- Stored dataset items -
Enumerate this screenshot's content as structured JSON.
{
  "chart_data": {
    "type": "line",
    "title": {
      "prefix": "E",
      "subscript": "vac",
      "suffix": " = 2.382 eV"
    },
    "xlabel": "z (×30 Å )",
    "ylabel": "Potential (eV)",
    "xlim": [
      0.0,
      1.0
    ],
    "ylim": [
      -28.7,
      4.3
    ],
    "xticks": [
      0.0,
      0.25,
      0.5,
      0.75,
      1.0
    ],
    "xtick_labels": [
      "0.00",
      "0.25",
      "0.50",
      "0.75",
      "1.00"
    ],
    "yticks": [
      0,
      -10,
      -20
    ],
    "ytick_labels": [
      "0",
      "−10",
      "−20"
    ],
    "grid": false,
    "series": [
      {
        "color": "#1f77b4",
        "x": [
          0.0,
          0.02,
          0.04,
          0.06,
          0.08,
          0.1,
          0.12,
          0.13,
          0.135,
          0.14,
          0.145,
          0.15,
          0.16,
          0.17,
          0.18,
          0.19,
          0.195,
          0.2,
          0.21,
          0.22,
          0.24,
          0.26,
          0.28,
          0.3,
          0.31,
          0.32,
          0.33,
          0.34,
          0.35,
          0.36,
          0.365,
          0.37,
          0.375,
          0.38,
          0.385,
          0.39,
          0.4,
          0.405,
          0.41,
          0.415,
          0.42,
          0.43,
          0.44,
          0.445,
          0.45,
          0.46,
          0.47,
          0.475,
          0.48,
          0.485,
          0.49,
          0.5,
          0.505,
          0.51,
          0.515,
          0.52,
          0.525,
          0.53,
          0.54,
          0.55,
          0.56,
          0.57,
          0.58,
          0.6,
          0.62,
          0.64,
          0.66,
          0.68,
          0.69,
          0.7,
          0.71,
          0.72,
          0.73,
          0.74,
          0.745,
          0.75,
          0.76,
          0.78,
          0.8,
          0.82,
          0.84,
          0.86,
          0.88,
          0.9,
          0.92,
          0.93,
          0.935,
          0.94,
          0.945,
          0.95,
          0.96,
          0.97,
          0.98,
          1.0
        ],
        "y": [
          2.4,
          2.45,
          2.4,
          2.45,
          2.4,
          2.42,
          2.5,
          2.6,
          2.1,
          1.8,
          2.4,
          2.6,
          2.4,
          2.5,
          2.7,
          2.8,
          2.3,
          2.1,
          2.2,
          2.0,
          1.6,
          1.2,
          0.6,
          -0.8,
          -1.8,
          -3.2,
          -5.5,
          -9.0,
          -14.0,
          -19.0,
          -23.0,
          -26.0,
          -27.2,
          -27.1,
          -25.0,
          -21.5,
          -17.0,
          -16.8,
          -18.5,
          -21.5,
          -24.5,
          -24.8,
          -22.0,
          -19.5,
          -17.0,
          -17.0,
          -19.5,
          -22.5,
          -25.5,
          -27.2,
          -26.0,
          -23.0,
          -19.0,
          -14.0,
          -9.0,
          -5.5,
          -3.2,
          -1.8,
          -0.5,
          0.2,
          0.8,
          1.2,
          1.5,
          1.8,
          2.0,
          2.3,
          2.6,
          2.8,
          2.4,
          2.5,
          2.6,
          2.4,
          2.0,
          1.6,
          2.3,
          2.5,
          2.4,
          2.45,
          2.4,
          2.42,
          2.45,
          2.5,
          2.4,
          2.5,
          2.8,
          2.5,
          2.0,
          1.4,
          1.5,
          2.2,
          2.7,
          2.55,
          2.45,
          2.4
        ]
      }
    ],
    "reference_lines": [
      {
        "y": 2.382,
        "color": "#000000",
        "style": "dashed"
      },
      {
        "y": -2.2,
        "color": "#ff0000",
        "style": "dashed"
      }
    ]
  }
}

- Stated task -
Return only those lines of the records that contain the string "color".

- Output of the exercise -
        "color": "#1f77b4",
        "color": "#000000",
        "color": "#ff0000",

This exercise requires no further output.